THE TASK: Transcribe every entry word for word, but skip the images.

— Start of PROVIDED ENTRIES —

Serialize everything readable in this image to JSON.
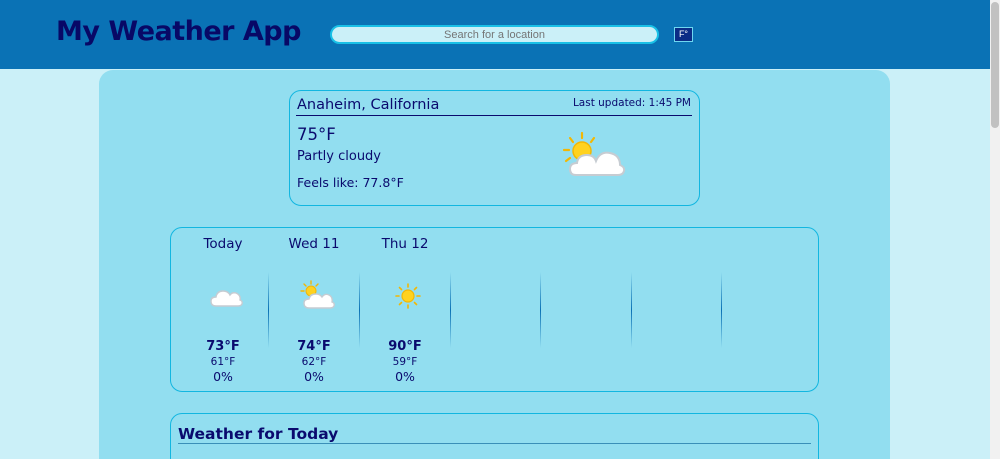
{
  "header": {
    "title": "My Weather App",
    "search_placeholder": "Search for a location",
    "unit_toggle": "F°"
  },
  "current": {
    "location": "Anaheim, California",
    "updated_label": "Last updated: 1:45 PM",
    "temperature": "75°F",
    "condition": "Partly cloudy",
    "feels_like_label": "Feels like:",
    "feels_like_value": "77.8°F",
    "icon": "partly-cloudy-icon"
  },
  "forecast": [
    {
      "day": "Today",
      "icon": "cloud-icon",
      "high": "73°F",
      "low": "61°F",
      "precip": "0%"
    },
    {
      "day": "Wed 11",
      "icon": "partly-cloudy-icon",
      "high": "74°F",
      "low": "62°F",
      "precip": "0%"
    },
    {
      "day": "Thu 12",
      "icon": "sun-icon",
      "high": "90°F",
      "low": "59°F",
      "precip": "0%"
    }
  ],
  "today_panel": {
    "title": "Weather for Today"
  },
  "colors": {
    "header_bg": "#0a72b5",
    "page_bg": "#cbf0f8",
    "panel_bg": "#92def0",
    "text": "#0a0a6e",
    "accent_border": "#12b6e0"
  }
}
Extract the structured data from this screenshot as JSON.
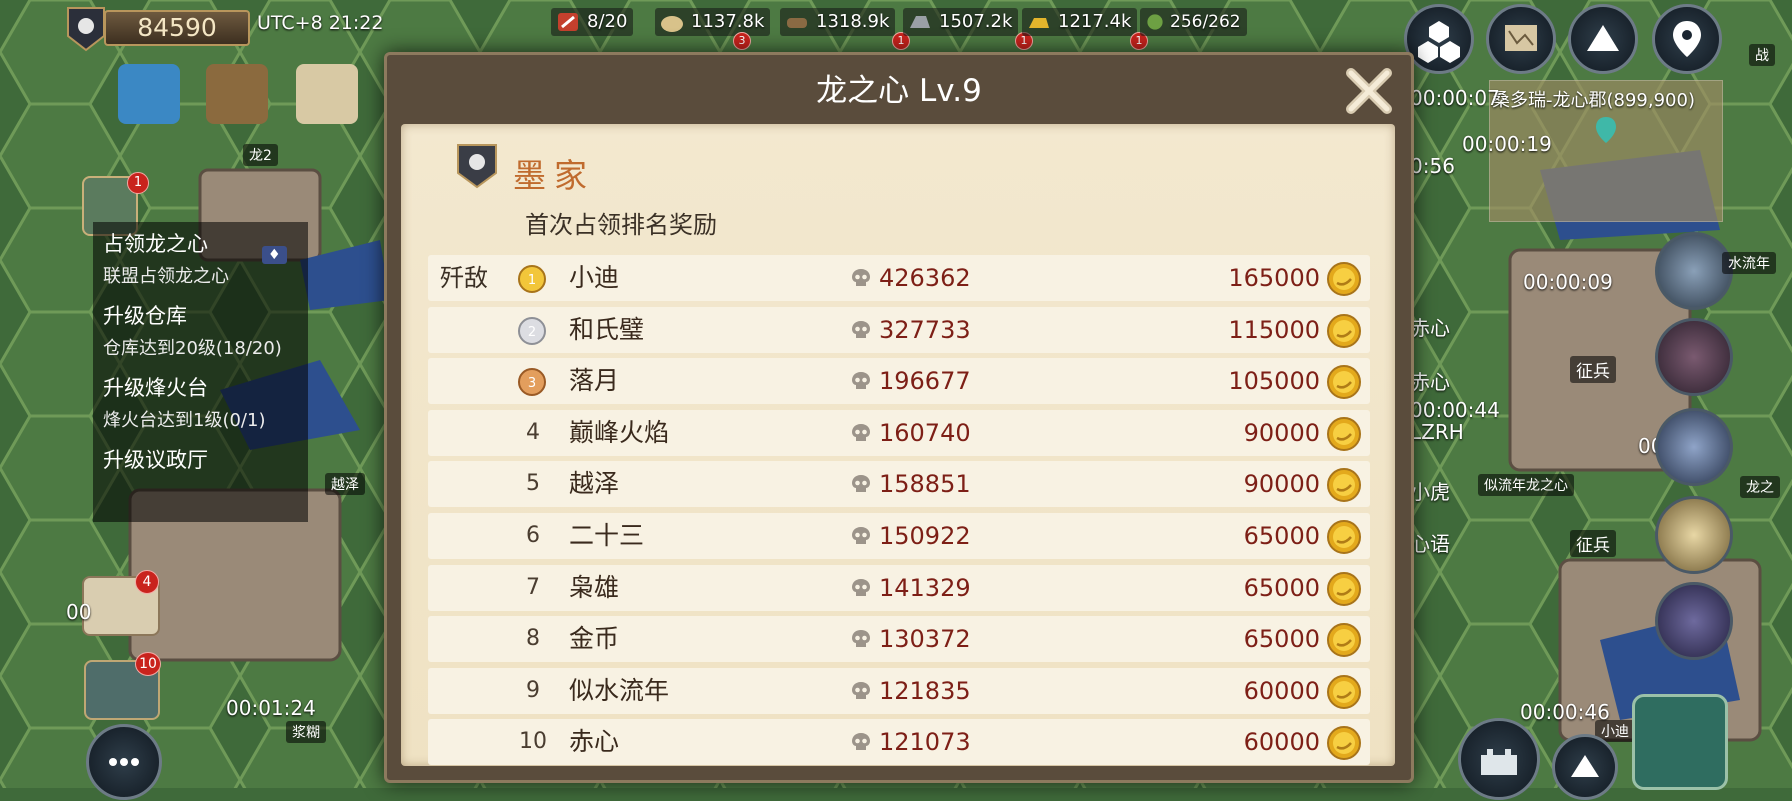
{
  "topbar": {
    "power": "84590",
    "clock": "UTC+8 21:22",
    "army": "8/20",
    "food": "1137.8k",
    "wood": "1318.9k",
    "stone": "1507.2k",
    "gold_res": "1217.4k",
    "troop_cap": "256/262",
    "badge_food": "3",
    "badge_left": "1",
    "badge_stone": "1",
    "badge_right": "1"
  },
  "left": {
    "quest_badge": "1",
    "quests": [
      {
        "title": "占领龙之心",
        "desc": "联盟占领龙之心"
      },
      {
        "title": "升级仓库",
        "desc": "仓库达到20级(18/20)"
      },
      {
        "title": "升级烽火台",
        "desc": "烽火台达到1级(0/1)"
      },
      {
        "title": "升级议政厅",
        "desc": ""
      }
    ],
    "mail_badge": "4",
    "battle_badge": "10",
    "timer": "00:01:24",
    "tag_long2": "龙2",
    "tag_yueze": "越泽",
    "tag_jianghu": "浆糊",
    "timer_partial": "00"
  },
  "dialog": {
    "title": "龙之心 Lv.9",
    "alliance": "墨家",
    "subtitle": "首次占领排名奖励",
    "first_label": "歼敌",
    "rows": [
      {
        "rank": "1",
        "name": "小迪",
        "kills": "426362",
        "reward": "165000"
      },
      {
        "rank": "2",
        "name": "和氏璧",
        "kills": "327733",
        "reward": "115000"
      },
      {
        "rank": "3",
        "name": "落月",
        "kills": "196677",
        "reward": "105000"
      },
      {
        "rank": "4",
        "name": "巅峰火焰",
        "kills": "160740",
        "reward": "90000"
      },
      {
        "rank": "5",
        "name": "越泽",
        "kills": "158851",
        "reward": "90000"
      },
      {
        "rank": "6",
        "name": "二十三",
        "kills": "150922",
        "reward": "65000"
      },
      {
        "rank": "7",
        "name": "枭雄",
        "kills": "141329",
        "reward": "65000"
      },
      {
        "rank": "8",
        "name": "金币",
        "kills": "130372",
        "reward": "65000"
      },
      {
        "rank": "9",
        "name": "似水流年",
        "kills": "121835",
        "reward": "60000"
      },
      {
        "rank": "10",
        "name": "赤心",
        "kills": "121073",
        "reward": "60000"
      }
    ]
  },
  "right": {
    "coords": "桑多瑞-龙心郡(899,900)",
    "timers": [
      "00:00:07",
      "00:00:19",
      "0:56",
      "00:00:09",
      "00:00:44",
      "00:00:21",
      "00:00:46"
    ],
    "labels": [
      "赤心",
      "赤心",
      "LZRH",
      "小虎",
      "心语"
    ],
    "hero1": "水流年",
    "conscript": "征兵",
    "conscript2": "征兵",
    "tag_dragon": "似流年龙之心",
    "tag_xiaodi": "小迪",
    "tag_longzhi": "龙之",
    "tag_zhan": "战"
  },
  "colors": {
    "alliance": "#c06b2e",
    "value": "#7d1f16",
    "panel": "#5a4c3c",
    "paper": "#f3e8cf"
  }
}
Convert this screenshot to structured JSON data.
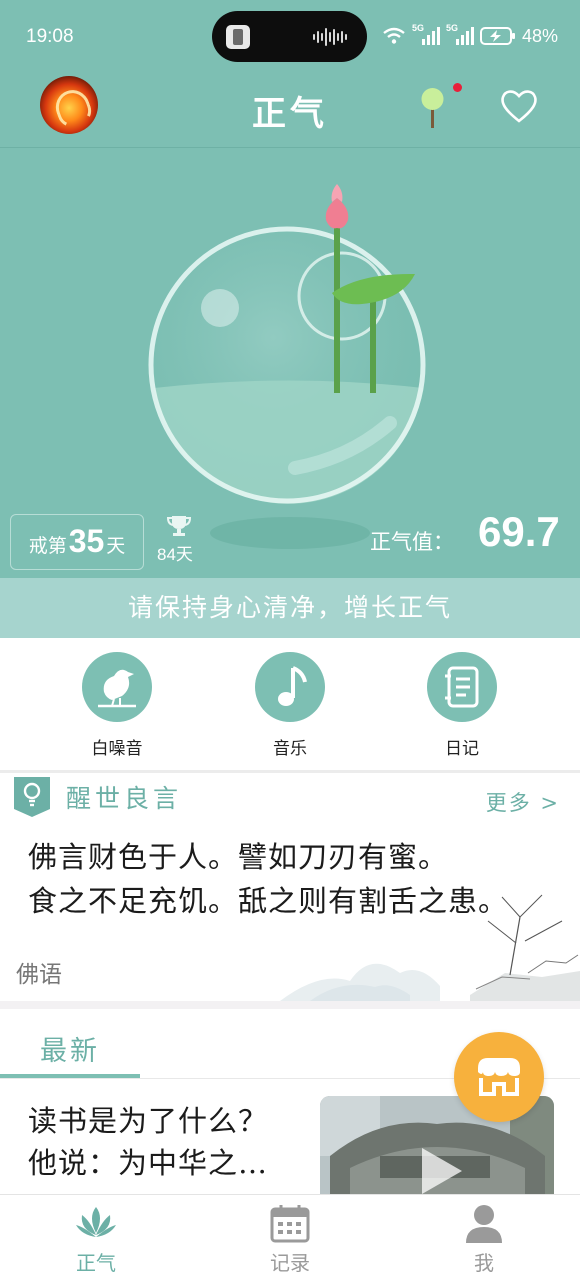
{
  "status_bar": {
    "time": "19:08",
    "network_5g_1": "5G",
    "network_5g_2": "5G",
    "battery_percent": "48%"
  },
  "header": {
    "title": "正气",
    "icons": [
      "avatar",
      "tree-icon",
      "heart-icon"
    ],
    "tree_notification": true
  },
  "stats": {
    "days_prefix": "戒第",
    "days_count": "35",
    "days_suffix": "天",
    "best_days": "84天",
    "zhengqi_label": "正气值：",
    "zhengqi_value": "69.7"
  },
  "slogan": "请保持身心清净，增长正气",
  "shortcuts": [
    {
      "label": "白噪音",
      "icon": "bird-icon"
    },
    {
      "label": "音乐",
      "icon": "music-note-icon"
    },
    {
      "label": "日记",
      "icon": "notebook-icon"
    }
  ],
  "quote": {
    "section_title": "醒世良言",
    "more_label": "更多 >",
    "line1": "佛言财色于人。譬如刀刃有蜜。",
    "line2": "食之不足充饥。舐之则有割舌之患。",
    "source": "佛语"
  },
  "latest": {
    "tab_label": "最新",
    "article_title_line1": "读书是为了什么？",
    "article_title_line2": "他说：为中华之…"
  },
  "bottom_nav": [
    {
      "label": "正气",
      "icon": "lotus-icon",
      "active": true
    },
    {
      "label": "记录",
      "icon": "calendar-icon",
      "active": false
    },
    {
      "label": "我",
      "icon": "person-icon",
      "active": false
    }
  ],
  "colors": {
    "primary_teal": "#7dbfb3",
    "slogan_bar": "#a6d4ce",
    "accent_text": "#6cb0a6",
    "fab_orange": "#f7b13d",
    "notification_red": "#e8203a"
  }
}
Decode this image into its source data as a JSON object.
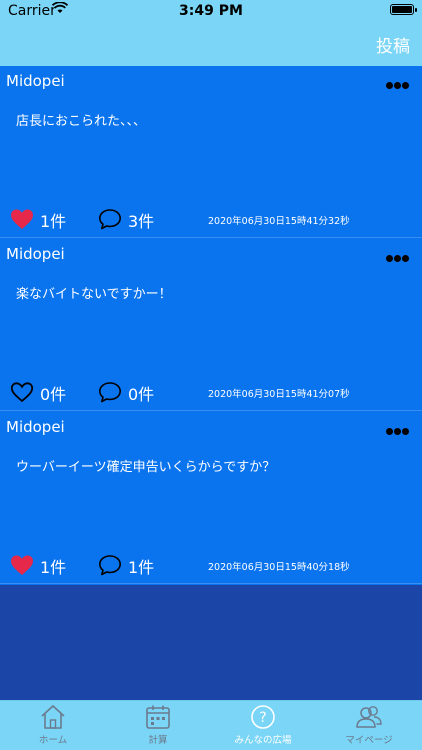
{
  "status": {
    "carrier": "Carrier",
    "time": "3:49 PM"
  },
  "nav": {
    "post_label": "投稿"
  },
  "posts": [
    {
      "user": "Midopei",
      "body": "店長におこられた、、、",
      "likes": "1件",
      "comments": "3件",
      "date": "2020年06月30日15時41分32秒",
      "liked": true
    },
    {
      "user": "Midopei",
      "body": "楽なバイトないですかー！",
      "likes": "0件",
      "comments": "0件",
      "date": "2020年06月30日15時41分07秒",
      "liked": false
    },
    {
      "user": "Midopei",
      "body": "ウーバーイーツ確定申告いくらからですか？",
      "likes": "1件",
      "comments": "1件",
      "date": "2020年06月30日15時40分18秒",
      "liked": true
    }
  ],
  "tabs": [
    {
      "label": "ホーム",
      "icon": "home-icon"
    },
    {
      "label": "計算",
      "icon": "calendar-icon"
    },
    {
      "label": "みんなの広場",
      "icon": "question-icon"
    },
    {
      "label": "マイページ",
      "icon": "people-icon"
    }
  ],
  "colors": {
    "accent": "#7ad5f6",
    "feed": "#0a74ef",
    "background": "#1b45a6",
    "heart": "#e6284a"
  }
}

— End of PROVIDED ENTRIES —

EXERCISE OUTPUT:
Serialize everything readable in this image to JSON.
{
  "header": {
    "title": "My Weather App",
    "search_placeholder": "Search for a location",
    "unit_toggle": "F°"
  },
  "current": {
    "location": "Anaheim, California",
    "updated_label": "Last updated: 1:45 PM",
    "temperature": "75°F",
    "condition": "Partly cloudy",
    "feels_like_label": "Feels like:",
    "feels_like_value": "77.8°F",
    "icon": "partly-cloudy-icon"
  },
  "forecast": [
    {
      "day": "Today",
      "icon": "cloud-icon",
      "high": "73°F",
      "low": "61°F",
      "precip": "0%"
    },
    {
      "day": "Wed 11",
      "icon": "partly-cloudy-icon",
      "high": "74°F",
      "low": "62°F",
      "precip": "0%"
    },
    {
      "day": "Thu 12",
      "icon": "sun-icon",
      "high": "90°F",
      "low": "59°F",
      "precip": "0%"
    }
  ],
  "today_panel": {
    "title": "Weather for Today"
  },
  "colors": {
    "header_bg": "#0a72b5",
    "page_bg": "#cbf0f8",
    "panel_bg": "#92def0",
    "text": "#0a0a6e",
    "accent_border": "#12b6e0"
  }
}
Extract the structured data from this screenshot as JSON.
{
  "topbar": {
    "power": "84590",
    "clock": "UTC+8 21:22",
    "army": "8/20",
    "food": "1137.8k",
    "wood": "1318.9k",
    "stone": "1507.2k",
    "gold_res": "1217.4k",
    "troop_cap": "256/262",
    "badge_food": "3",
    "badge_left": "1",
    "badge_stone": "1",
    "badge_right": "1"
  },
  "left": {
    "quest_badge": "1",
    "quests": [
      {
        "title": "占领龙之心",
        "desc": "联盟占领龙之心"
      },
      {
        "title": "升级仓库",
        "desc": "仓库达到20级(18/20)"
      },
      {
        "title": "升级烽火台",
        "desc": "烽火台达到1级(0/1)"
      },
      {
        "title": "升级议政厅",
        "desc": ""
      }
    ],
    "mail_badge": "4",
    "battle_badge": "10",
    "timer": "00:01:24",
    "tag_long2": "龙2",
    "tag_yueze": "越泽",
    "tag_jianghu": "浆糊",
    "timer_partial": "00"
  },
  "dialog": {
    "title": "龙之心 Lv.9",
    "alliance": "墨家",
    "subtitle": "首次占领排名奖励",
    "first_label": "歼敌",
    "rows": [
      {
        "rank": "1",
        "name": "小迪",
        "kills": "426362",
        "reward": "165000"
      },
      {
        "rank": "2",
        "name": "和氏璧",
        "kills": "327733",
        "reward": "115000"
      },
      {
        "rank": "3",
        "name": "落月",
        "kills": "196677",
        "reward": "105000"
      },
      {
        "rank": "4",
        "name": "巅峰火焰",
        "kills": "160740",
        "reward": "90000"
      },
      {
        "rank": "5",
        "name": "越泽",
        "kills": "158851",
        "reward": "90000"
      },
      {
        "rank": "6",
        "name": "二十三",
        "kills": "150922",
        "reward": "65000"
      },
      {
        "rank": "7",
        "name": "枭雄",
        "kills": "141329",
        "reward": "65000"
      },
      {
        "rank": "8",
        "name": "金币",
        "kills": "130372",
        "reward": "65000"
      },
      {
        "rank": "9",
        "name": "似水流年",
        "kills": "121835",
        "reward": "60000"
      },
      {
        "rank": "10",
        "name": "赤心",
        "kills": "121073",
        "reward": "60000"
      }
    ]
  },
  "right": {
    "coords": "桑多瑞-龙心郡(899,900)",
    "timers": [
      "00:00:07",
      "00:00:19",
      "0:56",
      "00:00:09",
      "00:00:44",
      "00:00:21",
      "00:00:46"
    ],
    "labels": [
      "赤心",
      "赤心",
      "LZRH",
      "小虎",
      "心语"
    ],
    "hero1": "水流年",
    "conscript": "征兵",
    "conscript2": "征兵",
    "tag_dragon": "似流年龙之心",
    "tag_xiaodi": "小迪",
    "tag_longzhi": "龙之",
    "tag_zhan": "战"
  },
  "colors": {
    "alliance": "#c06b2e",
    "value": "#7d1f16",
    "panel": "#5a4c3c",
    "paper": "#f3e8cf"
  }
}
Convert this screenshot to structured JSON data.
{
  "status_bar": {
    "time": "19:08",
    "network_5g_1": "5G",
    "network_5g_2": "5G",
    "battery_percent": "48%"
  },
  "header": {
    "title": "正气",
    "icons": [
      "avatar",
      "tree-icon",
      "heart-icon"
    ],
    "tree_notification": true
  },
  "stats": {
    "days_prefix": "戒第",
    "days_count": "35",
    "days_suffix": "天",
    "best_days": "84天",
    "zhengqi_label": "正气值：",
    "zhengqi_value": "69.7"
  },
  "slogan": "请保持身心清净，增长正气",
  "shortcuts": [
    {
      "label": "白噪音",
      "icon": "bird-icon"
    },
    {
      "label": "音乐",
      "icon": "music-note-icon"
    },
    {
      "label": "日记",
      "icon": "notebook-icon"
    }
  ],
  "quote": {
    "section_title": "醒世良言",
    "more_label": "更多 >",
    "line1": "佛言财色于人。譬如刀刃有蜜。",
    "line2": "食之不足充饥。舐之则有割舌之患。",
    "source": "佛语"
  },
  "latest": {
    "tab_label": "最新",
    "article_title_line1": "读书是为了什么？",
    "article_title_line2": "他说：为中华之…"
  },
  "bottom_nav": [
    {
      "label": "正气",
      "icon": "lotus-icon",
      "active": true
    },
    {
      "label": "记录",
      "icon": "calendar-icon",
      "active": false
    },
    {
      "label": "我",
      "icon": "person-icon",
      "active": false
    }
  ],
  "colors": {
    "primary_teal": "#7dbfb3",
    "slogan_bar": "#a6d4ce",
    "accent_text": "#6cb0a6",
    "fab_orange": "#f7b13d",
    "notification_red": "#e8203a"
  }
}
Decode this image into its source data as a JSON object.
{
  "status": {
    "carrier": "Carrier",
    "time": "3:49 PM"
  },
  "nav": {
    "post_label": "投稿"
  },
  "posts": [
    {
      "user": "Midopei",
      "body": "店長におこられた、、、",
      "likes": "1件",
      "comments": "3件",
      "date": "2020年06月30日15時41分32秒",
      "liked": true
    },
    {
      "user": "Midopei",
      "body": "楽なバイトないですかー！",
      "likes": "0件",
      "comments": "0件",
      "date": "2020年06月30日15時41分07秒",
      "liked": false
    },
    {
      "user": "Midopei",
      "body": "ウーバーイーツ確定申告いくらからですか？",
      "likes": "1件",
      "comments": "1件",
      "date": "2020年06月30日15時40分18秒",
      "liked": true
    }
  ],
  "tabs": [
    {
      "label": "ホーム",
      "icon": "home-icon"
    },
    {
      "label": "計算",
      "icon": "calendar-icon"
    },
    {
      "label": "みんなの広場",
      "icon": "question-icon"
    },
    {
      "label": "マイページ",
      "icon": "people-icon"
    }
  ],
  "colors": {
    "accent": "#7ad5f6",
    "feed": "#0a74ef",
    "background": "#1b45a6",
    "heart": "#e6284a"
  }
}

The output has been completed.